§ Instructions to follow: Take the data below and repeat it exactly.

───── Provided data ─────

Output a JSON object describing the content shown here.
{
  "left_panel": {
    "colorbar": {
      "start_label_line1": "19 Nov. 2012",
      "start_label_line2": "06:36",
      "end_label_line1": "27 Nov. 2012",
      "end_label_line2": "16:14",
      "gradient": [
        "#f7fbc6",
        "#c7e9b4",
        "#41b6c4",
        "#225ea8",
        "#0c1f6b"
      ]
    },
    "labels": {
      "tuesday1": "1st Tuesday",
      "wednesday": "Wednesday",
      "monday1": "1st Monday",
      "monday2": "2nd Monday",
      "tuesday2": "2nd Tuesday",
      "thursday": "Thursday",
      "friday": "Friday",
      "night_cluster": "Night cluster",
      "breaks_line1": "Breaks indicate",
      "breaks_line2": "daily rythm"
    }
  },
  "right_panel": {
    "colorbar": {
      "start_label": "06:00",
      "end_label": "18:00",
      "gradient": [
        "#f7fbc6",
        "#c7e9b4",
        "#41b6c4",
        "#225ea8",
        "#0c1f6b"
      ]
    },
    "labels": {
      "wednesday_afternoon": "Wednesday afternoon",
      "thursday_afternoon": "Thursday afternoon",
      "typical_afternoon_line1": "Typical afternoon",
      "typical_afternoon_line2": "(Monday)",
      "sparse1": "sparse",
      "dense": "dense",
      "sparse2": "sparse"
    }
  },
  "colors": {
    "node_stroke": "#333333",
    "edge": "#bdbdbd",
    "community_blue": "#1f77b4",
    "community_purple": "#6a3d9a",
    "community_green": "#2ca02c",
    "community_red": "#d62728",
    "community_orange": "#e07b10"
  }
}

─────

§ Written response:
Output a JSON object describing the content shown here.
{
  "left_panel": {
    "colorbar": {
      "start_label_line1": "19 Nov. 2012",
      "start_label_line2": "06:36",
      "end_label_line1": "27 Nov. 2012",
      "end_label_line2": "16:14",
      "gradient": [
        "#f7fbc6",
        "#c7e9b4",
        "#41b6c4",
        "#225ea8",
        "#0c1f6b"
      ]
    },
    "labels": {
      "tuesday1": "1st Tuesday",
      "wednesday": "Wednesday",
      "monday1": "1st Monday",
      "monday2": "2nd Monday",
      "tuesday2": "2nd Tuesday",
      "thursday": "Thursday",
      "friday": "Friday",
      "night_cluster": "Night cluster",
      "breaks_line1": "Breaks indicate",
      "breaks_line2": "daily rythm"
    }
  },
  "right_panel": {
    "colorbar": {
      "start_label": "06:00",
      "end_label": "18:00",
      "gradient": [
        "#f7fbc6",
        "#c7e9b4",
        "#41b6c4",
        "#225ea8",
        "#0c1f6b"
      ]
    },
    "labels": {
      "wednesday_afternoon": "Wednesday afternoon",
      "thursday_afternoon": "Thursday afternoon",
      "typical_afternoon_line1": "Typical afternoon",
      "typical_afternoon_line2": "(Monday)",
      "sparse1": "sparse",
      "dense": "dense",
      "sparse2": "sparse"
    }
  },
  "colors": {
    "node_stroke": "#333333",
    "edge": "#bdbdbd",
    "community_blue": "#1f77b4",
    "community_purple": "#6a3d9a",
    "community_green": "#2ca02c",
    "community_red": "#d62728",
    "community_orange": "#e07b10"
  }
}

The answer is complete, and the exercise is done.